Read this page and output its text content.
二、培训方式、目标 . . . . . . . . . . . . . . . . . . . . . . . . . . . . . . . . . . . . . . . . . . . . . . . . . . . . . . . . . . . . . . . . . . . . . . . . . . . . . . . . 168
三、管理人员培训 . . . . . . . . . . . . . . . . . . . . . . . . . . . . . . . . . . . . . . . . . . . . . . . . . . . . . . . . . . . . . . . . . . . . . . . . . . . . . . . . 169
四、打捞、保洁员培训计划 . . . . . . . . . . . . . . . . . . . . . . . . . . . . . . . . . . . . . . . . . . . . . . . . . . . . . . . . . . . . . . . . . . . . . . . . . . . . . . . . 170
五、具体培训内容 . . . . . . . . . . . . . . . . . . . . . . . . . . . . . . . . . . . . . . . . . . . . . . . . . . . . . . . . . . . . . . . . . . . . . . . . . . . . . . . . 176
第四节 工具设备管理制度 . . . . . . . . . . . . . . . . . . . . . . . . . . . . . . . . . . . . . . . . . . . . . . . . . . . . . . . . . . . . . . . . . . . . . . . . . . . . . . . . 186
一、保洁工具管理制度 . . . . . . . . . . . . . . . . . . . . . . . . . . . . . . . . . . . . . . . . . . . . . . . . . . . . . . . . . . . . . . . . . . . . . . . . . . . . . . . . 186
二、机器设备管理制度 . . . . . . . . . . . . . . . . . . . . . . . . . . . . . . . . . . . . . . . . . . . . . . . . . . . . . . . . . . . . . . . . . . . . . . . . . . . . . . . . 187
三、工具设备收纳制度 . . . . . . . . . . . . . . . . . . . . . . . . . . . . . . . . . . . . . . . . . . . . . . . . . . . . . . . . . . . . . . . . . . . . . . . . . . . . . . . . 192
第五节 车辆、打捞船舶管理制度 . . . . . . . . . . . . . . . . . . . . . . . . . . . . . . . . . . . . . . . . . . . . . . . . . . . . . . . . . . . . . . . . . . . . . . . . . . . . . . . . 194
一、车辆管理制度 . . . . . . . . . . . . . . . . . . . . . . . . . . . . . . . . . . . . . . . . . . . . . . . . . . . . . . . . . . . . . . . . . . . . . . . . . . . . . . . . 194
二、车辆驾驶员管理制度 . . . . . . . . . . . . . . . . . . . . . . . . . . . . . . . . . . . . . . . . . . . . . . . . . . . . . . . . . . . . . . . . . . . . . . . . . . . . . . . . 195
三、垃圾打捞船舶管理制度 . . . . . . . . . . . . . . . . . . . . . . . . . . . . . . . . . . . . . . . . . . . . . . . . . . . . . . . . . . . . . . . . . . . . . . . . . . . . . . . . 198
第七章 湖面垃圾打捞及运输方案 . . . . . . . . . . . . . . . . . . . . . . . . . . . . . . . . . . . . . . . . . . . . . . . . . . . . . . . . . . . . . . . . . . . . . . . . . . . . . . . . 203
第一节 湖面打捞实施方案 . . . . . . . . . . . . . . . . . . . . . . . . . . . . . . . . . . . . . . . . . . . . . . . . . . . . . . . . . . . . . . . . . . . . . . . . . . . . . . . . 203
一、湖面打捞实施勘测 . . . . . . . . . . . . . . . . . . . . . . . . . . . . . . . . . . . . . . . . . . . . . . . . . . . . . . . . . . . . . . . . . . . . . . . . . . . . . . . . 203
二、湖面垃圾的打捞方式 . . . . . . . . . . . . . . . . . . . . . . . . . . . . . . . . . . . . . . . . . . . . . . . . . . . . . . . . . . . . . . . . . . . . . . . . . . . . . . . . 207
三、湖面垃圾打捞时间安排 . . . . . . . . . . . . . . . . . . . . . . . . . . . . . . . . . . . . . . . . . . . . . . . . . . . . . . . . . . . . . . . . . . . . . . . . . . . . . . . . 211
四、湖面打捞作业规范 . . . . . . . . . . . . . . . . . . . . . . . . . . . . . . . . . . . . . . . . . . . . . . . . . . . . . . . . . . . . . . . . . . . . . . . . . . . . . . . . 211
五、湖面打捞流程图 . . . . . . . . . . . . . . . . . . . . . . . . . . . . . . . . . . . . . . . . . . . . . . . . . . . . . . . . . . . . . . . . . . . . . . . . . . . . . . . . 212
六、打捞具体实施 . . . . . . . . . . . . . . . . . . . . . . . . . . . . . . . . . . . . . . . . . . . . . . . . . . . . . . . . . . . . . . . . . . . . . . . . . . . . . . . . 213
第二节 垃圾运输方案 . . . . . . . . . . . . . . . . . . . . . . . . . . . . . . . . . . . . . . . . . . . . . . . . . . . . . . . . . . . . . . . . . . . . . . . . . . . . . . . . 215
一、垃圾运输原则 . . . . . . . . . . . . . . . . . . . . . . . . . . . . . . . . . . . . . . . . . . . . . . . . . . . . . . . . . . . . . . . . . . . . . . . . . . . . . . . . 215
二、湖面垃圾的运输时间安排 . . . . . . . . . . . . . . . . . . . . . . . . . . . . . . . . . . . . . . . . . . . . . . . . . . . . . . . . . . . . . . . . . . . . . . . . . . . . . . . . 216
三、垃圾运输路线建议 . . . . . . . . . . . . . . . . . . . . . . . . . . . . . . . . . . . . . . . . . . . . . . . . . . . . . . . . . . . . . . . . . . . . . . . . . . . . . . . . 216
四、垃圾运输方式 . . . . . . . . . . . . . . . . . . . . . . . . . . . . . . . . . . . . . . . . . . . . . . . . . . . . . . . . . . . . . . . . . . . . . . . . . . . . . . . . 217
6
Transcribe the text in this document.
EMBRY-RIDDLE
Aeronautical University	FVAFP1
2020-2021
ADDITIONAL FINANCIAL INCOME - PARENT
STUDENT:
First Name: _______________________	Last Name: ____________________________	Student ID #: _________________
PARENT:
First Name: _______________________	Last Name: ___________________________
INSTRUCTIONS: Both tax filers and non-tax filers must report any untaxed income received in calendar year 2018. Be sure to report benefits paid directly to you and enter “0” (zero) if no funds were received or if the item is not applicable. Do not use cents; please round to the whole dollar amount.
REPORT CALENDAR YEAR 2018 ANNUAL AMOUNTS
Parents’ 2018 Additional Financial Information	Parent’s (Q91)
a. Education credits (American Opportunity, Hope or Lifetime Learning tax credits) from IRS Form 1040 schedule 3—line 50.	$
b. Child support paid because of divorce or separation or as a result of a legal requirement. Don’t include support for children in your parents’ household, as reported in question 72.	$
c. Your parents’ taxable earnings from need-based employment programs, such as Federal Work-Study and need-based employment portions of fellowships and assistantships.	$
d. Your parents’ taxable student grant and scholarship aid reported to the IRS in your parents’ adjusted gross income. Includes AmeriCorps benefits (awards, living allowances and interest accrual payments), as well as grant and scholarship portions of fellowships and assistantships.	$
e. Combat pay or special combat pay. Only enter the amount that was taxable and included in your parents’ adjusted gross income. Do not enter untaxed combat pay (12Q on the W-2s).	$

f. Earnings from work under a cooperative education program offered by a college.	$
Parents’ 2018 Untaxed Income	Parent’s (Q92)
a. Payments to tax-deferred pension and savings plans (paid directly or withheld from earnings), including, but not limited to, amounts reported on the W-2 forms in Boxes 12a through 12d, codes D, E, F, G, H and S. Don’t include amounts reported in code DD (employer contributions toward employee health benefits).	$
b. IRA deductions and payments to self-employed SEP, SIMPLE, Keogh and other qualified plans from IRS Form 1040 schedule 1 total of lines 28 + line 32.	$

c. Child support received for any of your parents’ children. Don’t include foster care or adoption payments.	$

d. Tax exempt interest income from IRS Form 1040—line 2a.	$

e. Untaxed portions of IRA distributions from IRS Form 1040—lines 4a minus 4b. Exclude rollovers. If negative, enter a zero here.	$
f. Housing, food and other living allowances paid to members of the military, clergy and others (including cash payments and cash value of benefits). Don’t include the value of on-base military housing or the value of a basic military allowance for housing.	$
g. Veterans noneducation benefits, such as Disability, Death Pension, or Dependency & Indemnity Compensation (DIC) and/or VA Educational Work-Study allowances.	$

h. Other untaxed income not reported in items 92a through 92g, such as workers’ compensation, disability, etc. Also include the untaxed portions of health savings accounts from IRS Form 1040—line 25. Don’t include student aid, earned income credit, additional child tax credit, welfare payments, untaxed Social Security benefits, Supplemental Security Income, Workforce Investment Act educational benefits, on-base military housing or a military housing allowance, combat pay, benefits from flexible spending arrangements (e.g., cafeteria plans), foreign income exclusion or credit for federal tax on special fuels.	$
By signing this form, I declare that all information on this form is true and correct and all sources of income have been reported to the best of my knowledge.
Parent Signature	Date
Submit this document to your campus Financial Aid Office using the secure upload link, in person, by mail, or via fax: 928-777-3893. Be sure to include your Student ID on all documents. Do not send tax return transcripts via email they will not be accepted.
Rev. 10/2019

Exercise objective
Pick out every line of the listing containing the word "Last", and show those lines.

Correct result
First Name: _______________________	Last Name: ____________________________	Student ID #: _________________
First Name: _______________________	Last Name: ___________________________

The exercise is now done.